Task directions: Each record below should be output verbatim, without pictures.
»»
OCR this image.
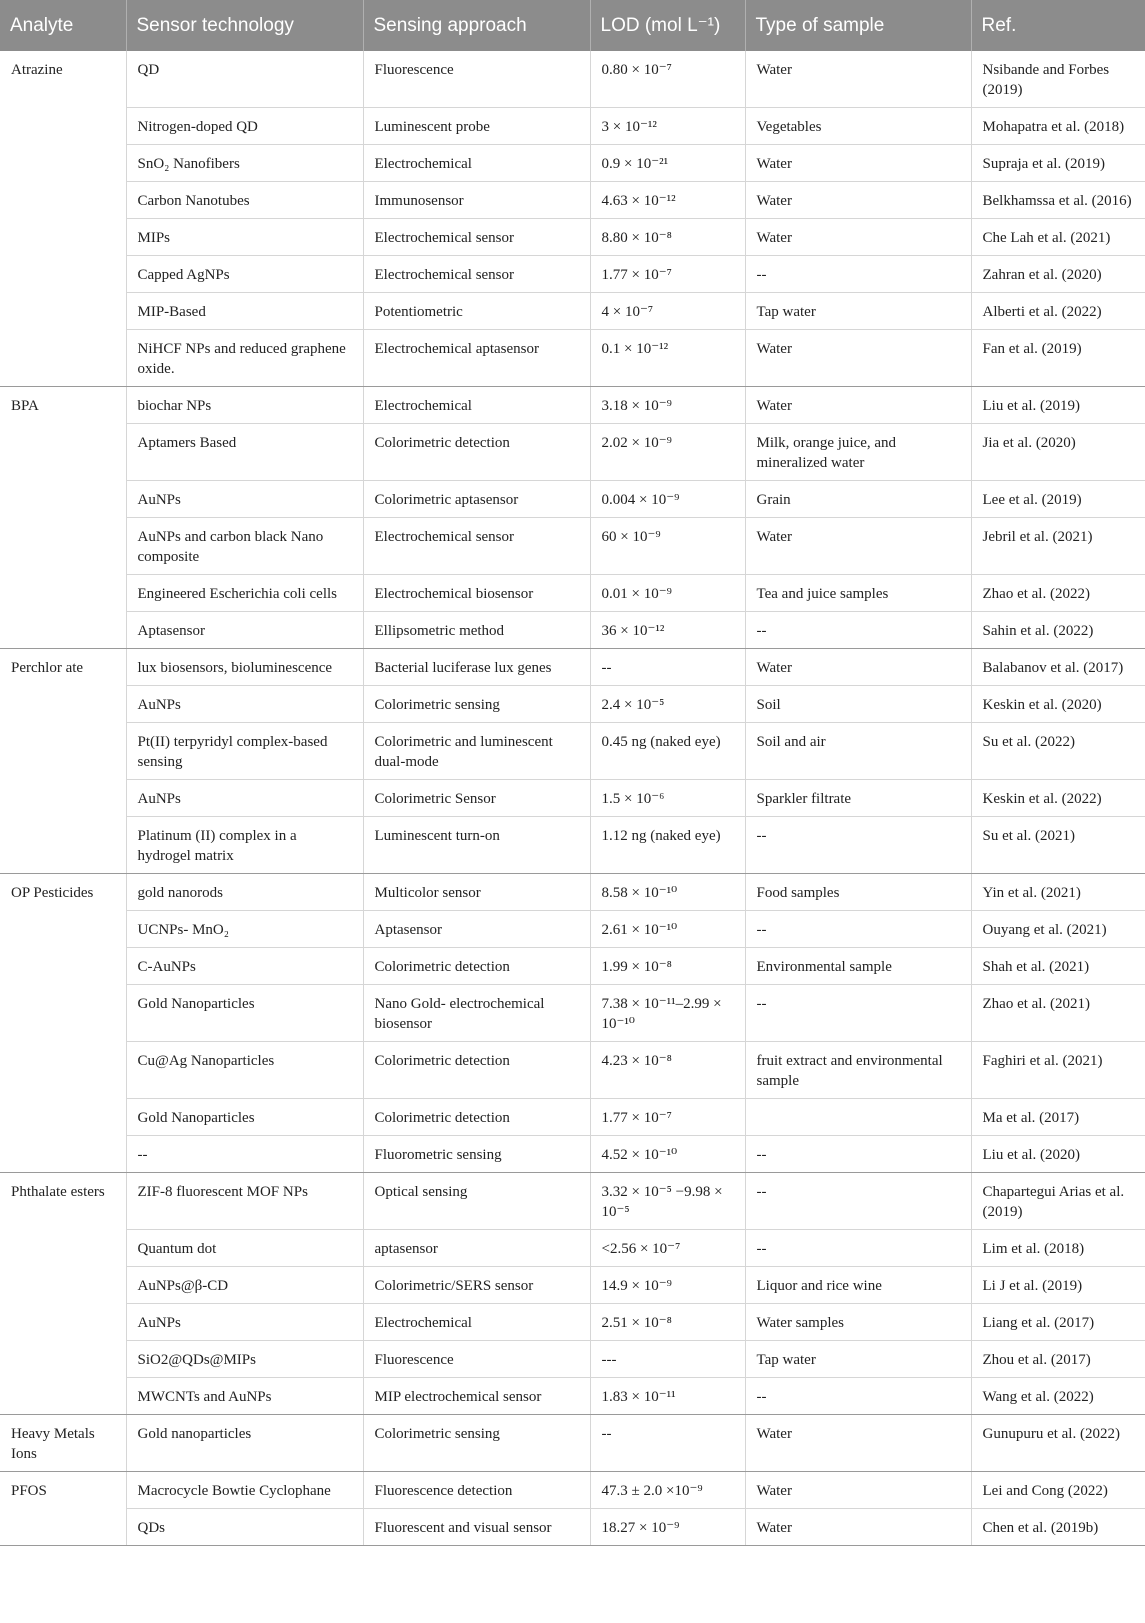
Analyte	Sensor technology	Sensing approach	LOD (mol L⁻¹)	Type of sample	Ref.
Atrazine	QD	Fluorescence	0.80 × 10⁻⁷	Water	Nsibande and Forbes (2019)
	Nitrogen-doped QD	Luminescent probe	3 × 10⁻¹²	Vegetables	Mohapatra et al. (2018)
	SnO₂ Nanofibers	Electrochemical	0.9 × 10⁻²¹	Water	Supraja et al. (2019)
	Carbon Nanotubes	Immunosensor	4.63 × 10⁻¹²	Water	Belkhamssa et al. (2016)
	MIPs	Electrochemical sensor	8.80 × 10⁻⁸	Water	Che Lah et al. (2021)
	Capped AgNPs	Electrochemical sensor	1.77 × 10⁻⁷	--	Zahran et al. (2020)
	MIP-Based	Potentiometric	4 × 10⁻⁷	Tap water	Alberti et al. (2022)
	NiHCF NPs and reduced graphene oxide.	Electrochemical aptasensor	0.1 × 10⁻¹²	Water	Fan et al. (2019)
BPA	biochar NPs	Electrochemical	3.18 × 10⁻⁹	Water	Liu et al. (2019)
	Aptamers Based	Colorimetric detection	2.02 × 10⁻⁹	Milk, orange juice, and mineralized water	Jia et al. (2020)
	AuNPs	Colorimetric aptasensor	0.004 × 10⁻⁹	Grain	Lee et al. (2019)
	AuNPs and carbon black Nano composite	Electrochemical sensor	60 × 10⁻⁹	Water	Jebril et al. (2021)
	Engineered Escherichia coli cells	Electrochemical biosensor	0.01 × 10⁻⁹	Tea and juice samples	Zhao et al. (2022)
	Aptasensor	Ellipsometric method	36 × 10⁻¹²	--	Sahin et al. (2022)
Perchlor ate	lux biosensors, bioluminescence	Bacterial luciferase lux genes	--	Water	Balabanov et al. (2017)
	AuNPs	Colorimetric sensing	2.4 × 10⁻⁵	Soil	Keskin et al. (2020)
	Pt(II) terpyridyl complex-based sensing	Colorimetric and luminescent dual-mode	0.45 ng (naked eye)	Soil and air	Su et al. (2022)
	AuNPs	Colorimetric Sensor	1.5 × 10⁻⁶	Sparkler filtrate	Keskin et al. (2022)
	Platinum (II) complex in a hydrogel matrix	Luminescent turn-on	1.12 ng (naked eye)	--	Su et al. (2021)
OP Pesticides	gold nanorods	Multicolor sensor	8.58 × 10⁻¹⁰	Food samples	Yin et al. (2021)
	UCNPs- MnO₂	Aptasensor	2.61 × 10⁻¹⁰	--	Ouyang et al. (2021)
	C-AuNPs	Colorimetric detection	1.99 × 10⁻⁸	Environmental sample	Shah et al. (2021)
	Gold Nanoparticles	Nano Gold- electrochemical biosensor	7.38 × 10⁻¹¹–2.99 × 10⁻¹⁰	--	Zhao et al. (2021)
	Cu@Ag Nanoparticles	Colorimetric detection	4.23 × 10⁻⁸	fruit extract and environmental sample	Faghiri et al. (2021)
	Gold Nanoparticles	Colorimetric detection	1.77 × 10⁻⁷		Ma et al. (2017)
	--	Fluorometric sensing	4.52 × 10⁻¹⁰	--	Liu et al. (2020)
Phthalate esters	ZIF-8 fluorescent MOF NPs	Optical sensing	3.32 × 10⁻⁵ −9.98 × 10⁻⁵	--	Chapartegui Arias et al. (2019)
	Quantum dot	aptasensor	<2.56 × 10⁻⁷	--	Lim et al. (2018)
	AuNPs@β-CD	Colorimetric/SERS sensor	14.9 × 10⁻⁹	Liquor and rice wine	Li J et al. (2019)
	AuNPs	Electrochemical	2.51 × 10⁻⁸	Water samples	Liang et al. (2017)
	SiO2@QDs@MIPs	Fluorescence	---	Tap water	Zhou et al. (2017)
	MWCNTs and AuNPs	MIP electrochemical sensor	1.83 × 10⁻¹¹	--	Wang et al. (2022)
Heavy Metals Ions	Gold nanoparticles	Colorimetric sensing	--	Water	Gunupuru et al. (2022)
PFOS	Macrocycle Bowtie Cyclophane	Fluorescence detection	47.3 ± 2.0 ×10⁻⁹	Water	Lei and Cong (2022)
	QDs	Fluorescent and visual sensor	18.27 × 10⁻⁹	Water	Chen et al. (2019b)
««
Answer space:
OCR this image.
Analyte	Sensor technology	Sensing approach	LOD (mol L⁻¹)	Type of sample	Ref.
Atrazine	QD	Fluorescence	0.80 × 10⁻⁷	Water	Nsibande and Forbes (2019)
	Nitrogen-doped QD	Luminescent probe	3 × 10⁻¹²	Vegetables	Mohapatra et al. (2018)
	SnO₂ Nanofibers	Electrochemical	0.9 × 10⁻²¹	Water	Supraja et al. (2019)
	Carbon Nanotubes	Immunosensor	4.63 × 10⁻¹²	Water	Belkhamssa et al. (2016)
	MIPs	Electrochemical sensor	8.80 × 10⁻⁸	Water	Che Lah et al. (2021)
	Capped AgNPs	Electrochemical sensor	1.77 × 10⁻⁷	--	Zahran et al. (2020)
	MIP-Based	Potentiometric	4 × 10⁻⁷	Tap water	Alberti et al. (2022)
	NiHCF NPs and reduced graphene oxide.	Electrochemical aptasensor	0.1 × 10⁻¹²	Water	Fan et al. (2019)
BPA	biochar NPs	Electrochemical	3.18 × 10⁻⁹	Water	Liu et al. (2019)
	Aptamers Based	Colorimetric detection	2.02 × 10⁻⁹	Milk, orange juice, and mineralized water	Jia et al. (2020)
	AuNPs	Colorimetric aptasensor	0.004 × 10⁻⁹	Grain	Lee et al. (2019)
	AuNPs and carbon black Nano composite	Electrochemical sensor	60 × 10⁻⁹	Water	Jebril et al. (2021)
	Engineered Escherichia coli cells	Electrochemical biosensor	0.01 × 10⁻⁹	Tea and juice samples	Zhao et al. (2022)
	Aptasensor	Ellipsometric method	36 × 10⁻¹²	--	Sahin et al. (2022)
Perchlor ate	lux biosensors, bioluminescence	Bacterial luciferase lux genes	--	Water	Balabanov et al. (2017)
	AuNPs	Colorimetric sensing	2.4 × 10⁻⁵	Soil	Keskin et al. (2020)
	Pt(II) terpyridyl complex-based sensing	Colorimetric and luminescent dual-mode	0.45 ng (naked eye)	Soil and air	Su et al. (2022)
	AuNPs	Colorimetric Sensor	1.5 × 10⁻⁶	Sparkler filtrate	Keskin et al. (2022)
	Platinum (II) complex in a hydrogel matrix	Luminescent turn-on	1.12 ng (naked eye)	--	Su et al. (2021)
OP Pesticides	gold nanorods	Multicolor sensor	8.58 × 10⁻¹⁰	Food samples	Yin et al. (2021)
	UCNPs- MnO₂	Aptasensor	2.61 × 10⁻¹⁰	--	Ouyang et al. (2021)
	C-AuNPs	Colorimetric detection	1.99 × 10⁻⁸	Environmental sample	Shah et al. (2021)
	Gold Nanoparticles	Nano Gold- electrochemical biosensor	7.38 × 10⁻¹¹–2.99 × 10⁻¹⁰	--	Zhao et al. (2021)
	Cu@Ag Nanoparticles	Colorimetric detection	4.23 × 10⁻⁸	fruit extract and environmental sample	Faghiri et al. (2021)
	Gold Nanoparticles	Colorimetric detection	1.77 × 10⁻⁷		Ma et al. (2017)
	--	Fluorometric sensing	4.52 × 10⁻¹⁰	--	Liu et al. (2020)
Phthalate esters	ZIF-8 fluorescent MOF NPs	Optical sensing	3.32 × 10⁻⁵ −9.98 × 10⁻⁵	--	Chapartegui Arias et al. (2019)
	Quantum dot	aptasensor	<2.56 × 10⁻⁷	--	Lim et al. (2018)
	AuNPs@β-CD	Colorimetric/SERS sensor	14.9 × 10⁻⁹	Liquor and rice wine	Li J et al. (2019)
	AuNPs	Electrochemical	2.51 × 10⁻⁸	Water samples	Liang et al. (2017)
	SiO2@QDs@MIPs	Fluorescence	---	Tap water	Zhou et al. (2017)
	MWCNTs and AuNPs	MIP electrochemical sensor	1.83 × 10⁻¹¹	--	Wang et al. (2022)
Heavy Metals Ions	Gold nanoparticles	Colorimetric sensing	--	Water	Gunupuru et al. (2022)
PFOS	Macrocycle Bowtie Cyclophane	Fluorescence detection	47.3 ± 2.0 ×10⁻⁹	Water	Lei and Cong (2022)
	QDs	Fluorescent and visual sensor	18.27 × 10⁻⁹	Water	Chen et al. (2019b)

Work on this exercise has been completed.